[Items from a dataset]
----
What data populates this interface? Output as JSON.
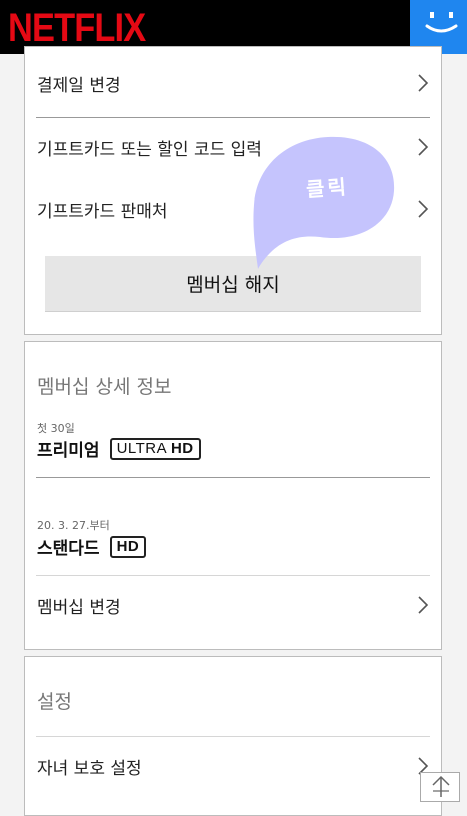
{
  "header": {
    "logo": "NETFLIX",
    "avatar_icon": "smiley-face-icon"
  },
  "billing": {
    "items": [
      {
        "label": "결제일 변경"
      },
      {
        "label": "기프트카드 또는 할인 코드 입력"
      },
      {
        "label": "기프트카드 판매처"
      }
    ],
    "cancel_button": "멤버십 해지"
  },
  "annotation": {
    "bubble_text": "클릭",
    "bubble_color": "#c5c4fd"
  },
  "membership": {
    "title": "멤버십 상세 정보",
    "current": {
      "note": "첫 30일",
      "plan": "프리미엄",
      "badge_light": "ULTRA ",
      "badge_bold": "HD"
    },
    "next": {
      "note": "20. 3. 27.부터",
      "plan": "스탠다드",
      "badge": "HD"
    },
    "change_label": "멤버십 변경"
  },
  "settings": {
    "title": "설정",
    "items": [
      {
        "label": "자녀 보호 설정"
      }
    ]
  },
  "colors": {
    "brand": "#e50914",
    "avatar": "#1f86ef"
  }
}
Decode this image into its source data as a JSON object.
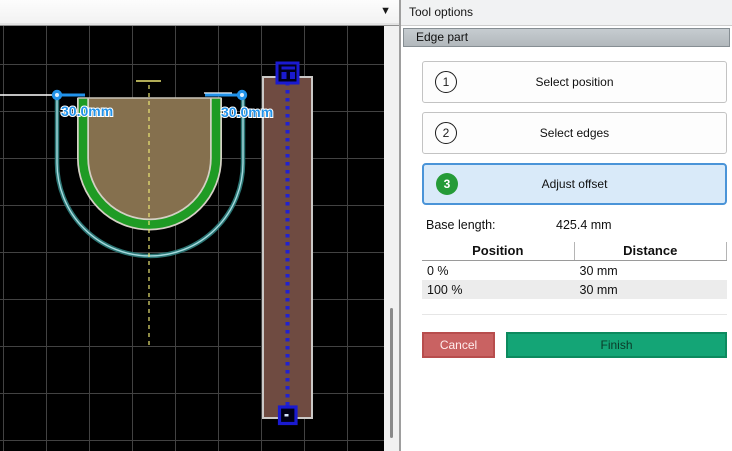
{
  "toolbar": {
    "dropdown_icon": "▼"
  },
  "canvas": {
    "dimension_labels": [
      "30.0mm",
      "30.0mm"
    ],
    "colors": {
      "background": "#000000",
      "grid": "#424242",
      "pocket_tan": "#85704e",
      "outline_green": "#1f9b24",
      "offset_teal": "#2a7473",
      "part_brown": "#6f4b41",
      "marker_blue": "#1a1ad0",
      "centerline_yellow": "#eae473",
      "dimension_blue": "#2293ea"
    }
  },
  "panel": {
    "title": "Tool options",
    "section": "Edge part",
    "steps": [
      {
        "number": "1",
        "label": "Select position",
        "active": false
      },
      {
        "number": "2",
        "label": "Select edges",
        "active": false
      },
      {
        "number": "3",
        "label": "Adjust offset",
        "active": true
      }
    ],
    "base_length": {
      "label": "Base length:",
      "value": "425.4 mm"
    },
    "table": {
      "headers": [
        "Position",
        "Distance"
      ],
      "rows": [
        [
          "0 %",
          "30 mm"
        ],
        [
          "100 %",
          "30 mm"
        ]
      ]
    },
    "buttons": {
      "cancel": "Cancel",
      "finish": "Finish"
    },
    "colors": {
      "step_active_bg": "#d9eaf9",
      "step_active_border": "#4a94d8",
      "badge_green": "#259b38",
      "cancel_red": "#c96262",
      "finish_green": "#14a576"
    }
  }
}
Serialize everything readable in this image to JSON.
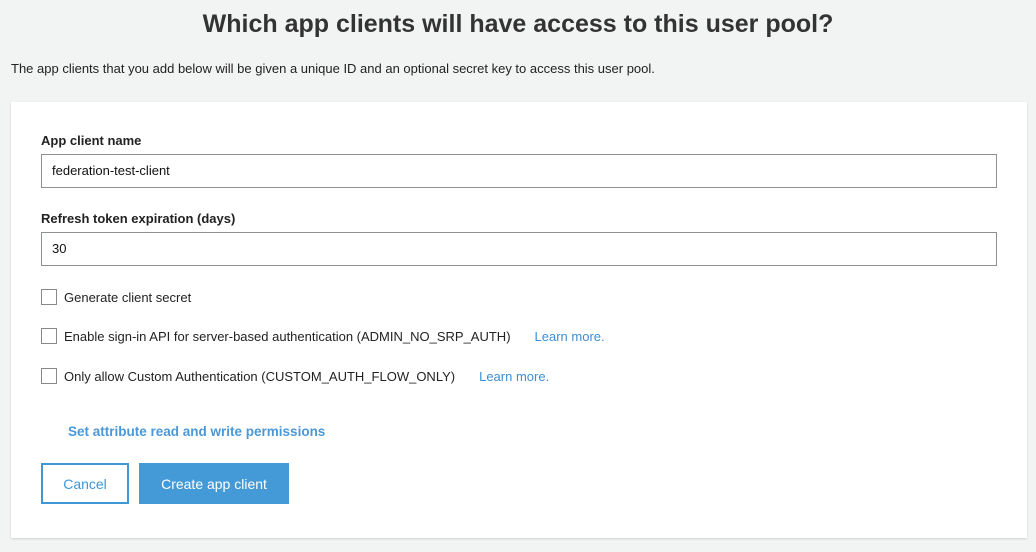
{
  "title": "Which app clients will have access to this user pool?",
  "subtitle": "The app clients that you add below will be given a unique ID and an optional secret key to access this user pool.",
  "form": {
    "name_label": "App client name",
    "name_value": "federation-test-client",
    "refresh_label": "Refresh token expiration (days)",
    "refresh_value": "30",
    "checkboxes": [
      {
        "label": "Generate client secret",
        "checked": false
      },
      {
        "label": "Enable sign-in API for server-based authentication (ADMIN_NO_SRP_AUTH)",
        "checked": false,
        "link": "Learn more."
      },
      {
        "label": "Only allow Custom Authentication (CUSTOM_AUTH_FLOW_ONLY)",
        "checked": false,
        "link": "Learn more."
      }
    ],
    "permissions_link": "Set attribute read and write permissions",
    "cancel_label": "Cancel",
    "create_label": "Create app client"
  },
  "colors": {
    "accent": "#449ad6",
    "background": "#f2f3f3"
  }
}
----
◆ GOAL
From start to finish, output the listing exactly, but omit its pictures.

◆ WRITTEN RESPONSE
What data populates this interface? Output as JSON.
{
  "header": {
    "logo": "NETFLIX",
    "avatar_icon": "smiley-face-icon"
  },
  "billing": {
    "items": [
      {
        "label": "결제일 변경"
      },
      {
        "label": "기프트카드 또는 할인 코드 입력"
      },
      {
        "label": "기프트카드 판매처"
      }
    ],
    "cancel_button": "멤버십 해지"
  },
  "annotation": {
    "bubble_text": "클릭",
    "bubble_color": "#c5c4fd"
  },
  "membership": {
    "title": "멤버십 상세 정보",
    "current": {
      "note": "첫 30일",
      "plan": "프리미엄",
      "badge_light": "ULTRA ",
      "badge_bold": "HD"
    },
    "next": {
      "note": "20. 3. 27.부터",
      "plan": "스탠다드",
      "badge": "HD"
    },
    "change_label": "멤버십 변경"
  },
  "settings": {
    "title": "설정",
    "items": [
      {
        "label": "자녀 보호 설정"
      }
    ]
  },
  "colors": {
    "brand": "#e50914",
    "avatar": "#1f86ef"
  }
}
Decode this image into its source data as a JSON object.
{
  "toolbar": {
    "dropdown_icon": "▼"
  },
  "canvas": {
    "dimension_labels": [
      "30.0mm",
      "30.0mm"
    ],
    "colors": {
      "background": "#000000",
      "grid": "#424242",
      "pocket_tan": "#85704e",
      "outline_green": "#1f9b24",
      "offset_teal": "#2a7473",
      "part_brown": "#6f4b41",
      "marker_blue": "#1a1ad0",
      "centerline_yellow": "#eae473",
      "dimension_blue": "#2293ea"
    }
  },
  "panel": {
    "title": "Tool options",
    "section": "Edge part",
    "steps": [
      {
        "number": "1",
        "label": "Select position",
        "active": false
      },
      {
        "number": "2",
        "label": "Select edges",
        "active": false
      },
      {
        "number": "3",
        "label": "Adjust offset",
        "active": true
      }
    ],
    "base_length": {
      "label": "Base length:",
      "value": "425.4 mm"
    },
    "table": {
      "headers": [
        "Position",
        "Distance"
      ],
      "rows": [
        [
          "0 %",
          "30 mm"
        ],
        [
          "100 %",
          "30 mm"
        ]
      ]
    },
    "buttons": {
      "cancel": "Cancel",
      "finish": "Finish"
    },
    "colors": {
      "step_active_bg": "#d9eaf9",
      "step_active_border": "#4a94d8",
      "badge_green": "#259b38",
      "cancel_red": "#c96262",
      "finish_green": "#14a576"
    }
  }
}
Serialize everything readable in this image to JSON.
{
  "title": "Which app clients will have access to this user pool?",
  "subtitle": "The app clients that you add below will be given a unique ID and an optional secret key to access this user pool.",
  "form": {
    "name_label": "App client name",
    "name_value": "federation-test-client",
    "refresh_label": "Refresh token expiration (days)",
    "refresh_value": "30",
    "checkboxes": [
      {
        "label": "Generate client secret",
        "checked": false
      },
      {
        "label": "Enable sign-in API for server-based authentication (ADMIN_NO_SRP_AUTH)",
        "checked": false,
        "link": "Learn more."
      },
      {
        "label": "Only allow Custom Authentication (CUSTOM_AUTH_FLOW_ONLY)",
        "checked": false,
        "link": "Learn more."
      }
    ],
    "permissions_link": "Set attribute read and write permissions",
    "cancel_label": "Cancel",
    "create_label": "Create app client"
  },
  "colors": {
    "accent": "#449ad6",
    "background": "#f2f3f3"
  }
}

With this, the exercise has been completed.